### Exercise brief
Copy out the entries word for word, beginning with the first line and continuing through the line that contains "toolbar: ? [1,55,780,83]".

### Supplied records
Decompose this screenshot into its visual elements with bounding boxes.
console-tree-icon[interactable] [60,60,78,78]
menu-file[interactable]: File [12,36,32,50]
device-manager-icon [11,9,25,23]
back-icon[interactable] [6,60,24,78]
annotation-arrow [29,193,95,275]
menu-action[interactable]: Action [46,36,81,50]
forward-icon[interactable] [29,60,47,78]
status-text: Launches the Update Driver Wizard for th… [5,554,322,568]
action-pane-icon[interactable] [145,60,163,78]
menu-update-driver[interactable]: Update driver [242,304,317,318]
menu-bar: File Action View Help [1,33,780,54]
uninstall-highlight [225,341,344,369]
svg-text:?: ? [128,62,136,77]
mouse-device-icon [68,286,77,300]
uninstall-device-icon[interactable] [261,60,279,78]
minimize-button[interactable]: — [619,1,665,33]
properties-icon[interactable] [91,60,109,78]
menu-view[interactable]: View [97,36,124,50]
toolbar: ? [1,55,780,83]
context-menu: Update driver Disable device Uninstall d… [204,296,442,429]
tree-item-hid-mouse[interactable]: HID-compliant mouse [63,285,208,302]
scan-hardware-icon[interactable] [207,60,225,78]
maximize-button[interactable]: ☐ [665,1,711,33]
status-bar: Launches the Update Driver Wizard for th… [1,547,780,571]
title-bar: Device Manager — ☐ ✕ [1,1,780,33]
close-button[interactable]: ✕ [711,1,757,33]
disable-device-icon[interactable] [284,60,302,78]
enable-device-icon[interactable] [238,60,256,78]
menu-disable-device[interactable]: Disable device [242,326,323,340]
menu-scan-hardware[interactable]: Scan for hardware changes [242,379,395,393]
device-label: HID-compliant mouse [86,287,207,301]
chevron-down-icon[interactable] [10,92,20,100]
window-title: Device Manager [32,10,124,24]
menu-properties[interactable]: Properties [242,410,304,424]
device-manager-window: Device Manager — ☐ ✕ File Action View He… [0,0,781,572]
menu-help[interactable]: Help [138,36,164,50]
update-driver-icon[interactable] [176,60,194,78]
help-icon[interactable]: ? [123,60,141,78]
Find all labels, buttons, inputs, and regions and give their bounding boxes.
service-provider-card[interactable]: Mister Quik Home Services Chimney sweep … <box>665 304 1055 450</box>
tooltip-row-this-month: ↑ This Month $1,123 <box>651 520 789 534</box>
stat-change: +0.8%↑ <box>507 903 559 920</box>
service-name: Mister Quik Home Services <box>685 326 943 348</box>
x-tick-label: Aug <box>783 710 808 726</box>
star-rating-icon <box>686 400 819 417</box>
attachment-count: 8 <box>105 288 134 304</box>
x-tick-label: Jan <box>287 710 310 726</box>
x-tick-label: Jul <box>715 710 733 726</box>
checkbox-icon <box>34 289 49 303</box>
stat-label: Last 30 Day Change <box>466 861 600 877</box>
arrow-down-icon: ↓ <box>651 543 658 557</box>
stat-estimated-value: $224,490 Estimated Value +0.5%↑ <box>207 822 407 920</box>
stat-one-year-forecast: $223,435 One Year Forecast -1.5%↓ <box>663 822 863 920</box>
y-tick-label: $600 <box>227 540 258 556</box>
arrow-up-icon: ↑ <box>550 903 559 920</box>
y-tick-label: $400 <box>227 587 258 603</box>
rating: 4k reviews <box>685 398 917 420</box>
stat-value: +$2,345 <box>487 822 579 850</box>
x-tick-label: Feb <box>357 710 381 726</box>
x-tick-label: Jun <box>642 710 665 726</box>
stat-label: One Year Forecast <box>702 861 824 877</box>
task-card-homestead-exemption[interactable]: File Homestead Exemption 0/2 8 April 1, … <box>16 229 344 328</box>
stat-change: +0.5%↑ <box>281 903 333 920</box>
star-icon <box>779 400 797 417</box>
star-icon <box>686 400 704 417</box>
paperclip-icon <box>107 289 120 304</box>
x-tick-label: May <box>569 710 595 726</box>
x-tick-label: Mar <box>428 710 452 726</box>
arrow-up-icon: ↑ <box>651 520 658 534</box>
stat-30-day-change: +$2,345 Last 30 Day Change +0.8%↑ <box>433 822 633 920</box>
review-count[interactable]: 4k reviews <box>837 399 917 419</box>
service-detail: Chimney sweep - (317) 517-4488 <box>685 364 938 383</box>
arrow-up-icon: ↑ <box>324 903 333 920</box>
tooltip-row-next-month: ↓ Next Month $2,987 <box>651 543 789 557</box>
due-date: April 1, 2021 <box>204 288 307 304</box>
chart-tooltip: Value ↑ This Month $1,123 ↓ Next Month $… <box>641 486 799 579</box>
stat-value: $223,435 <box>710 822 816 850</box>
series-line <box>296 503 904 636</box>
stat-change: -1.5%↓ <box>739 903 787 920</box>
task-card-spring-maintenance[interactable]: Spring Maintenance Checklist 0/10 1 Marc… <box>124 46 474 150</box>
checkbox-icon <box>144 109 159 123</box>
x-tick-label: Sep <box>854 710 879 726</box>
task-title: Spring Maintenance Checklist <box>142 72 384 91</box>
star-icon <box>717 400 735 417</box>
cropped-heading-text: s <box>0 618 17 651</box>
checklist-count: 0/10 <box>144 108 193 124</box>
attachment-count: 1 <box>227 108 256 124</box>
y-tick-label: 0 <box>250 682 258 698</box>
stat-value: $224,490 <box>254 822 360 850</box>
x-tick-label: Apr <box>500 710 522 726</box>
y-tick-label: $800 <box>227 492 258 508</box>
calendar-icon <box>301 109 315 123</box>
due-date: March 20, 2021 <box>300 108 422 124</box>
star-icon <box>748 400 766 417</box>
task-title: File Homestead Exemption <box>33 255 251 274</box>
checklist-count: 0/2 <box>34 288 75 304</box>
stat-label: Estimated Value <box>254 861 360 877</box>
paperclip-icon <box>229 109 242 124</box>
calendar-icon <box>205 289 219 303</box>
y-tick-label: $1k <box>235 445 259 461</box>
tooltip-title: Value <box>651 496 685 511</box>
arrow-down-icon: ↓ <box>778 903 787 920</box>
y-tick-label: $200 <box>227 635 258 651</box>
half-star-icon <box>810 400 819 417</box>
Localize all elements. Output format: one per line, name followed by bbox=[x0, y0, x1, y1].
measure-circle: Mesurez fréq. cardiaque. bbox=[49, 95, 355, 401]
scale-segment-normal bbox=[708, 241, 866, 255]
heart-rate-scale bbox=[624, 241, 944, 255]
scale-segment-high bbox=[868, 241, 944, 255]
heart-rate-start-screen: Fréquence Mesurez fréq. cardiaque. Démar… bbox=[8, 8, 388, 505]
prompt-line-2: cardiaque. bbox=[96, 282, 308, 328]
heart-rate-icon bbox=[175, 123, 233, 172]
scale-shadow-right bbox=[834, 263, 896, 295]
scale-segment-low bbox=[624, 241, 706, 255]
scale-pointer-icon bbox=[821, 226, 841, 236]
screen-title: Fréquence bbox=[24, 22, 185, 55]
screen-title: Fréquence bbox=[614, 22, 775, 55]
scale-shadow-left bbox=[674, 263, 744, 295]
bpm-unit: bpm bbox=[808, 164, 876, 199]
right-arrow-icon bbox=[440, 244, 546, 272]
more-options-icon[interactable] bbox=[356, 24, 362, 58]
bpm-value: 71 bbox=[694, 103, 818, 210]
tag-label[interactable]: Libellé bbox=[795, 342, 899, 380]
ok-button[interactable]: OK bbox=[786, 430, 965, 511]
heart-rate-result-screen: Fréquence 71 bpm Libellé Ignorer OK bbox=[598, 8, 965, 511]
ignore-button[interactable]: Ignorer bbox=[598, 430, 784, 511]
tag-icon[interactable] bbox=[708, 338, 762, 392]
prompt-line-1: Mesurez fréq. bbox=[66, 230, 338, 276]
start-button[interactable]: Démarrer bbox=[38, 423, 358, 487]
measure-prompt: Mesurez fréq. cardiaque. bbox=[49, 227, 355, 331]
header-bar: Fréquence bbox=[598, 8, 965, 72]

### Complete response
Decompose this screenshot into its visual elements with bounding boxes.
console-tree-icon[interactable] [60,60,78,78]
menu-file[interactable]: File [12,36,32,50]
device-manager-icon [11,9,25,23]
back-icon[interactable] [6,60,24,78]
annotation-arrow [29,193,95,275]
menu-action[interactable]: Action [46,36,81,50]
forward-icon[interactable] [29,60,47,78]
status-text: Launches the Update Driver Wizard for th… [5,554,322,568]
action-pane-icon[interactable] [145,60,163,78]
menu-update-driver[interactable]: Update driver [242,304,317,318]
menu-bar: File Action View Help [1,33,780,54]
uninstall-highlight [225,341,344,369]
svg-text:?: ? [128,62,136,77]
mouse-device-icon [68,286,77,300]
uninstall-device-icon[interactable] [261,60,279,78]
minimize-button[interactable]: — [619,1,665,33]
properties-icon[interactable] [91,60,109,78]
menu-view[interactable]: View [97,36,124,50]
toolbar: ? [1,55,780,83]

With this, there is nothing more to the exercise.